EXERCISE OBJECTIVE: Print the full listing exactly.

## BEGIN

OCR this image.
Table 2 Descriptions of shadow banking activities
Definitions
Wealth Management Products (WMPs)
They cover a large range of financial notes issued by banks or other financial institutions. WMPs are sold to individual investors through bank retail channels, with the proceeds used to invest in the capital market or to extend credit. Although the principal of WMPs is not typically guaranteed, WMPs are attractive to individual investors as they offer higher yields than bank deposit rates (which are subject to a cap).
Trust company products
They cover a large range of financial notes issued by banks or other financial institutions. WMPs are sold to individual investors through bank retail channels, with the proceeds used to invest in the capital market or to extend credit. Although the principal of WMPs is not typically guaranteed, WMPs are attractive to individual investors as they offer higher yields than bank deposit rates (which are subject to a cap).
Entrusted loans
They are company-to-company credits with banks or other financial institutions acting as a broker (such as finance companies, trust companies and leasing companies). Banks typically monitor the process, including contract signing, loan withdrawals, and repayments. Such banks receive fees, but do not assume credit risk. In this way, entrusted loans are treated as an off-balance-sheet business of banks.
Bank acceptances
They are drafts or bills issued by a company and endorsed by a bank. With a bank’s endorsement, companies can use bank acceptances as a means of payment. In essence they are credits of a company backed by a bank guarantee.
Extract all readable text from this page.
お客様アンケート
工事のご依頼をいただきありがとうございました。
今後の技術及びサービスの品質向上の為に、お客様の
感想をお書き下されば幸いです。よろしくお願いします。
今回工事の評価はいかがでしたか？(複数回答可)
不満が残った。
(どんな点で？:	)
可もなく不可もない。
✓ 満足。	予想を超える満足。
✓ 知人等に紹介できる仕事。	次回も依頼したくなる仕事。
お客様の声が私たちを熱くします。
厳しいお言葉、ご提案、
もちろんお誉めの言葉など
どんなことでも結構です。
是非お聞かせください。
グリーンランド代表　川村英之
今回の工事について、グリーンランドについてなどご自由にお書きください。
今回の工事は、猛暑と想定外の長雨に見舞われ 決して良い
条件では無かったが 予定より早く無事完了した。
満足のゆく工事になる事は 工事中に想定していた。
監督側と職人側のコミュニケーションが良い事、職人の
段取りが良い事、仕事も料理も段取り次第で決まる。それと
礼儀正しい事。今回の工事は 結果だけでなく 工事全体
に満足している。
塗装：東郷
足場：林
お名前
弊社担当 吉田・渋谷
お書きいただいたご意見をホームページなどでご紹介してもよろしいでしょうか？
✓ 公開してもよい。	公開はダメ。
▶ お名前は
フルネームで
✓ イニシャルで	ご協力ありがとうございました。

## END

ANSWER:
OCR this image.
Table 2 Descriptions of shadow banking activities
Definitions
Wealth Management Products (WMPs)
They cover a large range of financial notes issued by banks or other financial institutions. WMPs are sold to individual investors through bank retail channels, with the proceeds used to invest in the capital market or to extend credit. Although the principal of WMPs is not typically guaranteed, WMPs are attractive to individual investors as they offer higher yields than bank deposit rates (which are subject to a cap).
Trust company products
They cover a large range of financial notes issued by banks or other financial institutions. WMPs are sold to individual investors through bank retail channels, with the proceeds used to invest in the capital market or to extend credit. Although the principal of WMPs is not typically guaranteed, WMPs are attractive to individual investors as they offer higher yields than bank deposit rates (which are subject to a cap).
Entrusted loans
They are company-to-company credits with banks or other financial institutions acting as a broker (such as finance companies, trust companies and leasing companies). Banks typically monitor the process, including contract signing, loan withdrawals, and repayments. Such banks receive fees, but do not assume credit risk. In this way, entrusted loans are treated as an off-balance-sheet business of banks.
Bank acceptances
They are drafts or bills issued by a company and endorsed by a bank. With a bank’s endorsement, companies can use bank acceptances as a means of payment. In essence they are credits of a company backed by a bank guarantee.
Extract all readable text from this page.
お客様アンケート
工事のご依頼をいただきありがとうございました。
今後の技術及びサービスの品質向上の為に、お客様の
感想をお書き下されば幸いです。よろしくお願いします。
今回工事の評価はいかがでしたか？(複数回答可)
不満が残った。
(どんな点で？:	)
可もなく不可もない。
✓ 満足。	予想を超える満足。
✓ 知人等に紹介できる仕事。	次回も依頼したくなる仕事。
お客様の声が私たちを熱くします。
厳しいお言葉、ご提案、
もちろんお誉めの言葉など
どんなことでも結構です。
是非お聞かせください。
グリーンランド代表　川村英之
今回の工事について、グリーンランドについてなどご自由にお書きください。
今回の工事は、猛暑と想定外の長雨に見舞われ 決して良い
条件では無かったが 予定より早く無事完了した。
満足のゆく工事になる事は 工事中に想定していた。
監督側と職人側のコミュニケーションが良い事、職人の
段取りが良い事、仕事も料理も段取り次第で決まる。それと
礼儀正しい事。今回の工事は 結果だけでなく 工事全体
に満足している。
塗装：東郷
足場：林
お名前
弊社担当 吉田・渋谷
お書きいただいたご意見をホームページなどでご紹介してもよろしいでしょうか？
✓ 公開してもよい。	公開はダメ。
▶ お名前は
フルネームで
✓ イニシャルで	ご協力ありがとうございました。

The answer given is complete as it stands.